▶ **GIVEN INSTRUCTION**: Your task is to reproduce the material exactly.
-- DATASET start --
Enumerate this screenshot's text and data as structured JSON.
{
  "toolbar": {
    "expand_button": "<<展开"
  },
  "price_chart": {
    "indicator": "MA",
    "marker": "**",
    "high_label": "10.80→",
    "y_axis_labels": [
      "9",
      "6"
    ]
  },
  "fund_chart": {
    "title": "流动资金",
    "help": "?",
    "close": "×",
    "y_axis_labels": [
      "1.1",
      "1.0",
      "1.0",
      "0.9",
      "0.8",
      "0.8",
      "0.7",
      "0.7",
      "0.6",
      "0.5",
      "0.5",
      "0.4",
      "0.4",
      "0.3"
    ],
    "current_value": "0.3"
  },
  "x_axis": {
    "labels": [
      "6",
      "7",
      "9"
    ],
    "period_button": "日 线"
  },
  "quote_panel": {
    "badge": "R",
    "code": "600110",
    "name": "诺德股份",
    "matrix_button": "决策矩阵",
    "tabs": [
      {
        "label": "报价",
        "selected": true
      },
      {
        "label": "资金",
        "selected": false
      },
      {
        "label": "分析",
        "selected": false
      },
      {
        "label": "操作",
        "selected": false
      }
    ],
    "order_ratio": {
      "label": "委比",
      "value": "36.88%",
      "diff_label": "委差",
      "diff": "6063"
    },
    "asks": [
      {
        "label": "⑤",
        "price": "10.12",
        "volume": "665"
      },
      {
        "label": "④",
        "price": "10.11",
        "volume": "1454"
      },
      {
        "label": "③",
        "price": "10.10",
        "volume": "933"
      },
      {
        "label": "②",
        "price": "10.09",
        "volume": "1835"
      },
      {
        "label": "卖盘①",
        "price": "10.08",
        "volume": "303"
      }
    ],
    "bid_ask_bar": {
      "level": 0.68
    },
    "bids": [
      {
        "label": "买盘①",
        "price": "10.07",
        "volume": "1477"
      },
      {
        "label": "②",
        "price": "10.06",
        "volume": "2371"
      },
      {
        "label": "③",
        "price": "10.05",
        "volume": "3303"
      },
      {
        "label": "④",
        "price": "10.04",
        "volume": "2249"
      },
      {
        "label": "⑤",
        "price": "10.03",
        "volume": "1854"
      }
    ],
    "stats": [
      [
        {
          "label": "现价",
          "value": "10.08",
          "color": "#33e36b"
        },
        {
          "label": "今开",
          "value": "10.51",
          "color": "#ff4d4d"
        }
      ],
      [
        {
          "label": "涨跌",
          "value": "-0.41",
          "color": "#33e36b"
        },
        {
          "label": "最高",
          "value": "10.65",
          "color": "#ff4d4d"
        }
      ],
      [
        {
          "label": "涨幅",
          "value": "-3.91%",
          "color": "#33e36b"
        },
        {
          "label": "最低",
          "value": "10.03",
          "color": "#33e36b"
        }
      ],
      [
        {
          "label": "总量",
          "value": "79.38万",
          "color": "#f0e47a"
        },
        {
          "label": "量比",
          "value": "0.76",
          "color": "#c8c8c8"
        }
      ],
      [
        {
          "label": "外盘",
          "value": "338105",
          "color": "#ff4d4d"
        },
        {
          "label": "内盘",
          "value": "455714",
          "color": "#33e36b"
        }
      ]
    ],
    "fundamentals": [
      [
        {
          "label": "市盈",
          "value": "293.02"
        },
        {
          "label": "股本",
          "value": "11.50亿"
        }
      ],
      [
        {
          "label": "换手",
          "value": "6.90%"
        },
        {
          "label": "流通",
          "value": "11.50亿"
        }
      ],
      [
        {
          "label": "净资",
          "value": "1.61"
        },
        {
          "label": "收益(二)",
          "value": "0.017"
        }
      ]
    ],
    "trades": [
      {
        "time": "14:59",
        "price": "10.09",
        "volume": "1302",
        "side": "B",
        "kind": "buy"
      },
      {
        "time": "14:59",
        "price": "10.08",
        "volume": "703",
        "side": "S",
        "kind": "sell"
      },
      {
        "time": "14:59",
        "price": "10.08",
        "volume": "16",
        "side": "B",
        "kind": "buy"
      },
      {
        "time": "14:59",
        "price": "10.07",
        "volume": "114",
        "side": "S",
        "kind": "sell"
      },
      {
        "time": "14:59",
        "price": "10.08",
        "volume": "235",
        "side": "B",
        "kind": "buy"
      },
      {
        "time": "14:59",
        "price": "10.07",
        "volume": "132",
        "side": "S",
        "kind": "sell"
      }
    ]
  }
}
-- DATASET end --
▶ **TASK SOLUTION**:
Enumerate this screenshot's text and data as structured JSON.
{
  "toolbar": {
    "expand_button": "<<展开"
  },
  "price_chart": {
    "indicator": "MA",
    "marker": "**",
    "high_label": "10.80→",
    "y_axis_labels": [
      "9",
      "6"
    ]
  },
  "fund_chart": {
    "title": "流动资金",
    "help": "?",
    "close": "×",
    "y_axis_labels": [
      "1.1",
      "1.0",
      "1.0",
      "0.9",
      "0.8",
      "0.8",
      "0.7",
      "0.7",
      "0.6",
      "0.5",
      "0.5",
      "0.4",
      "0.4",
      "0.3"
    ],
    "current_value": "0.3"
  },
  "x_axis": {
    "labels": [
      "6",
      "7",
      "9"
    ],
    "period_button": "日 线"
  },
  "quote_panel": {
    "badge": "R",
    "code": "600110",
    "name": "诺德股份",
    "matrix_button": "决策矩阵",
    "tabs": [
      {
        "label": "报价",
        "selected": true
      },
      {
        "label": "资金",
        "selected": false
      },
      {
        "label": "分析",
        "selected": false
      },
      {
        "label": "操作",
        "selected": false
      }
    ],
    "order_ratio": {
      "label": "委比",
      "value": "36.88%",
      "diff_label": "委差",
      "diff": "6063"
    },
    "asks": [
      {
        "label": "⑤",
        "price": "10.12",
        "volume": "665"
      },
      {
        "label": "④",
        "price": "10.11",
        "volume": "1454"
      },
      {
        "label": "③",
        "price": "10.10",
        "volume": "933"
      },
      {
        "label": "②",
        "price": "10.09",
        "volume": "1835"
      },
      {
        "label": "卖盘①",
        "price": "10.08",
        "volume": "303"
      }
    ],
    "bid_ask_bar": {
      "level": 0.68
    },
    "bids": [
      {
        "label": "买盘①",
        "price": "10.07",
        "volume": "1477"
      },
      {
        "label": "②",
        "price": "10.06",
        "volume": "2371"
      },
      {
        "label": "③",
        "price": "10.05",
        "volume": "3303"
      },
      {
        "label": "④",
        "price": "10.04",
        "volume": "2249"
      },
      {
        "label": "⑤",
        "price": "10.03",
        "volume": "1854"
      }
    ],
    "stats": [
      [
        {
          "label": "现价",
          "value": "10.08",
          "color": "#33e36b"
        },
        {
          "label": "今开",
          "value": "10.51",
          "color": "#ff4d4d"
        }
      ],
      [
        {
          "label": "涨跌",
          "value": "-0.41",
          "color": "#33e36b"
        },
        {
          "label": "最高",
          "value": "10.65",
          "color": "#ff4d4d"
        }
      ],
      [
        {
          "label": "涨幅",
          "value": "-3.91%",
          "color": "#33e36b"
        },
        {
          "label": "最低",
          "value": "10.03",
          "color": "#33e36b"
        }
      ],
      [
        {
          "label": "总量",
          "value": "79.38万",
          "color": "#f0e47a"
        },
        {
          "label": "量比",
          "value": "0.76",
          "color": "#c8c8c8"
        }
      ],
      [
        {
          "label": "外盘",
          "value": "338105",
          "color": "#ff4d4d"
        },
        {
          "label": "内盘",
          "value": "455714",
          "color": "#33e36b"
        }
      ]
    ],
    "fundamentals": [
      [
        {
          "label": "市盈",
          "value": "293.02"
        },
        {
          "label": "股本",
          "value": "11.50亿"
        }
      ],
      [
        {
          "label": "换手",
          "value": "6.90%"
        },
        {
          "label": "流通",
          "value": "11.50亿"
        }
      ],
      [
        {
          "label": "净资",
          "value": "1.61"
        },
        {
          "label": "收益(二)",
          "value": "0.017"
        }
      ]
    ],
    "trades": [
      {
        "time": "14:59",
        "price": "10.09",
        "volume": "1302",
        "side": "B",
        "kind": "buy"
      },
      {
        "time": "14:59",
        "price": "10.08",
        "volume": "703",
        "side": "S",
        "kind": "sell"
      },
      {
        "time": "14:59",
        "price": "10.08",
        "volume": "16",
        "side": "B",
        "kind": "buy"
      },
      {
        "time": "14:59",
        "price": "10.07",
        "volume": "114",
        "side": "S",
        "kind": "sell"
      },
      {
        "time": "14:59",
        "price": "10.08",
        "volume": "235",
        "side": "B",
        "kind": "buy"
      },
      {
        "time": "14:59",
        "price": "10.07",
        "volume": "132",
        "side": "S",
        "kind": "sell"
      }
    ]
  }
}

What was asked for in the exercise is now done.